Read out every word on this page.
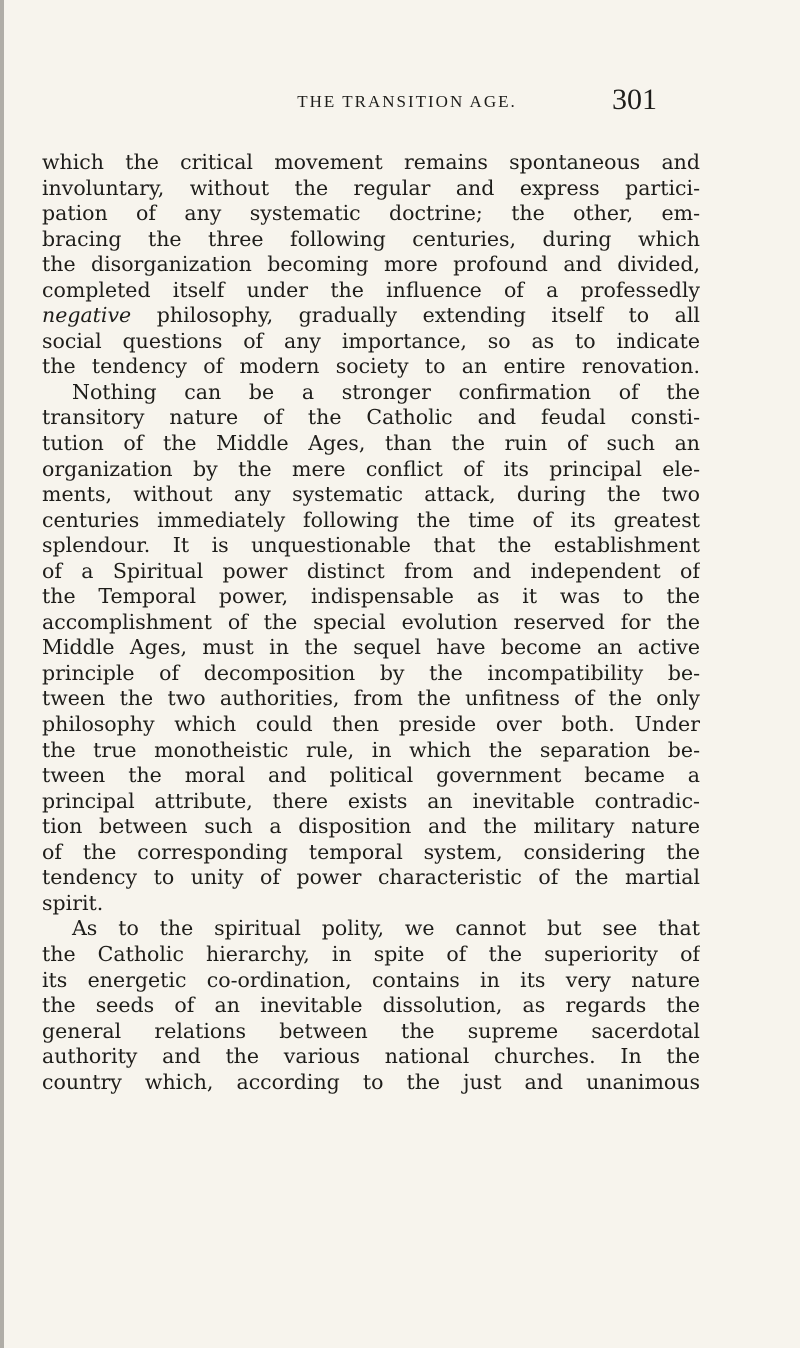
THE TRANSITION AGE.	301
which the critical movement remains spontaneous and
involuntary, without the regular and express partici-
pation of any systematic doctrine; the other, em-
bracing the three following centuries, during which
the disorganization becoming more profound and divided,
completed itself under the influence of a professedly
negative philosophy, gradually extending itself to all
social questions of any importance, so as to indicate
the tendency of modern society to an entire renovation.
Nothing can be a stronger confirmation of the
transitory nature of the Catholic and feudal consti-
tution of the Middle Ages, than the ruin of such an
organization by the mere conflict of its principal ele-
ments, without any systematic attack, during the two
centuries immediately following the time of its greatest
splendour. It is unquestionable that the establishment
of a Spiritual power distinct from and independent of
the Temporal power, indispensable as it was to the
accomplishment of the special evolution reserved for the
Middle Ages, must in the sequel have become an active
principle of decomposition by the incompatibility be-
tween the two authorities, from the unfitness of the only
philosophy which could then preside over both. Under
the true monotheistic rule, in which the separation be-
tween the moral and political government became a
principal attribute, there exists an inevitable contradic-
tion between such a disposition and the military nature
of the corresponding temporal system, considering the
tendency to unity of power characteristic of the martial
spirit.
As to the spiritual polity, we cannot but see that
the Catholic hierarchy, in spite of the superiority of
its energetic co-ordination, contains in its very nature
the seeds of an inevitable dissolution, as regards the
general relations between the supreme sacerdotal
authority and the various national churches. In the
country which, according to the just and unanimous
...
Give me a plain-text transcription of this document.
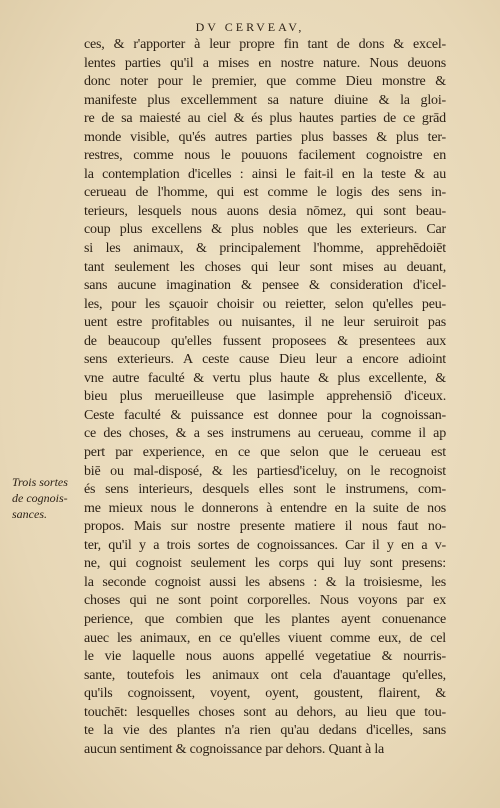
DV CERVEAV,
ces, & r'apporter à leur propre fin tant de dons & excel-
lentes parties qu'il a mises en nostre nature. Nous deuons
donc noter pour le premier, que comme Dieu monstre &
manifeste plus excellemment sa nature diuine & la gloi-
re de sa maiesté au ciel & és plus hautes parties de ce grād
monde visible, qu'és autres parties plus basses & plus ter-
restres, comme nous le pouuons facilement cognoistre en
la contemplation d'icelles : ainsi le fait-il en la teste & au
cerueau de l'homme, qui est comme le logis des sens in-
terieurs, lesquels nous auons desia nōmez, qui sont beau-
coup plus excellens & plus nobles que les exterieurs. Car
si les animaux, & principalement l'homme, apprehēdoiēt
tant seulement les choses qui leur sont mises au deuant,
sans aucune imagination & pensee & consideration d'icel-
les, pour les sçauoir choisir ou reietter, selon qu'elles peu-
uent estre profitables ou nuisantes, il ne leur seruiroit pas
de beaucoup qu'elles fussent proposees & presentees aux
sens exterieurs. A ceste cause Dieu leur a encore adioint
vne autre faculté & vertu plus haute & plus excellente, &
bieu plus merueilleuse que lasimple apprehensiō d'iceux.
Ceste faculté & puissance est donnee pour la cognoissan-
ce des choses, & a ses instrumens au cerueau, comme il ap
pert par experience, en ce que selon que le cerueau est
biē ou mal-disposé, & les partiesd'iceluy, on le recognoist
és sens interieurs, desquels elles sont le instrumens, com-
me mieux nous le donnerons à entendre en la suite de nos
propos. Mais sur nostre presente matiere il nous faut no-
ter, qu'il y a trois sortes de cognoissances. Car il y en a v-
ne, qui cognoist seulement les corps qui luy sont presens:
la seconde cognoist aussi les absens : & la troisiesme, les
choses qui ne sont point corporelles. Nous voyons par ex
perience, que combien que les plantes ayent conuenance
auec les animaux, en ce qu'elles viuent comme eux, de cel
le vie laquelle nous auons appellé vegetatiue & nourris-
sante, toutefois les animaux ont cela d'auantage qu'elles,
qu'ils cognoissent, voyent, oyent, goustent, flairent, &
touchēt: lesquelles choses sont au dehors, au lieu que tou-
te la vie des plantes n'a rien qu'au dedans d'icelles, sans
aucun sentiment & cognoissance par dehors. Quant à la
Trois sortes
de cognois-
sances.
---
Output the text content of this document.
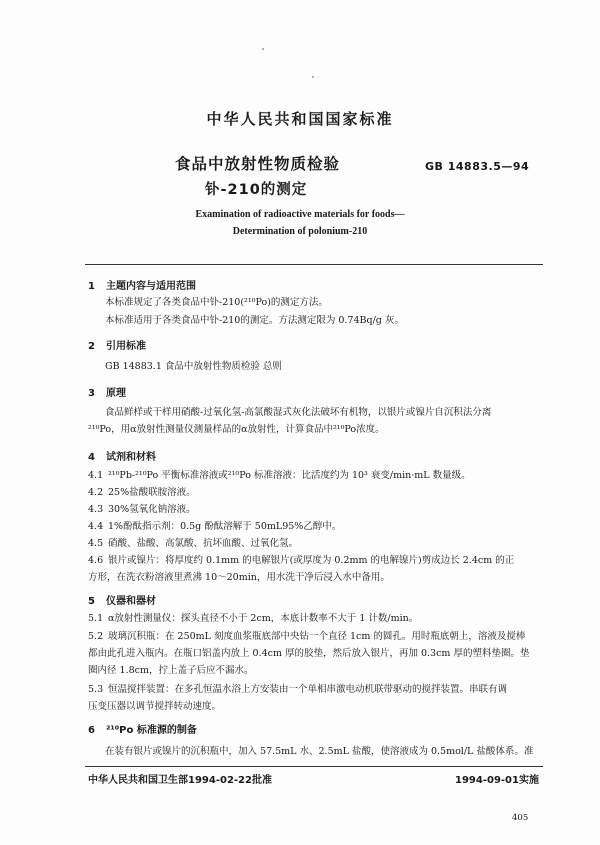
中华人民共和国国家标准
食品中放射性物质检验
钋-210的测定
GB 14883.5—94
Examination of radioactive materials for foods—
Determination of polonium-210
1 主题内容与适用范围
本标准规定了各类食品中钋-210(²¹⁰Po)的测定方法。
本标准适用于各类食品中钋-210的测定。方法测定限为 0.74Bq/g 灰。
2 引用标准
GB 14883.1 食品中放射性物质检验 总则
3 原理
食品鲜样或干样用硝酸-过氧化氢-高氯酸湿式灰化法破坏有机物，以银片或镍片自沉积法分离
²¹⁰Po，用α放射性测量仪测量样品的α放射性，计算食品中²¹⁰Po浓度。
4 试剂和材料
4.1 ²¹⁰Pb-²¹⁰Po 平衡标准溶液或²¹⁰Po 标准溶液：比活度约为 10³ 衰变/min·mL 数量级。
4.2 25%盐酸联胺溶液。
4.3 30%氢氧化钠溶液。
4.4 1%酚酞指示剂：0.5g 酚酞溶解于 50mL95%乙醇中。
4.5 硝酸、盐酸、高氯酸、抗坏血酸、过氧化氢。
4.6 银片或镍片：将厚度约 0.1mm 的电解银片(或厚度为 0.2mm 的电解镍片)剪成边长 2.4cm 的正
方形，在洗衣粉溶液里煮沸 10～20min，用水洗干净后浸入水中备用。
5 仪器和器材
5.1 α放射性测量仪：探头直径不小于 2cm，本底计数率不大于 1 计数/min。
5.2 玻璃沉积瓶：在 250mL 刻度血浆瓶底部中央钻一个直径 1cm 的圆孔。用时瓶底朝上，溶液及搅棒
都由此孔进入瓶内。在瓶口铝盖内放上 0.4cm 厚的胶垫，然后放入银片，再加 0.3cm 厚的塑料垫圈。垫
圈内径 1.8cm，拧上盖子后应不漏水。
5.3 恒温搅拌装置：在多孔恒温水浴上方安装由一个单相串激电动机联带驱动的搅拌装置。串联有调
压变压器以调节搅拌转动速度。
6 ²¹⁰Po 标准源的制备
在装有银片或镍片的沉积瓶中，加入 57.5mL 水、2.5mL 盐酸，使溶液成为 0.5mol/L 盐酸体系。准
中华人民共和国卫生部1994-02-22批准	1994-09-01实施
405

_SHORT PROBLEM_. Copy each line from the data above that includes "sans".

_FINISHED EXERCISE_.
sans aucune imagination & pensee & consideration d'icel-
te la vie des plantes n'a rien qu'au dedans d'icelles, sans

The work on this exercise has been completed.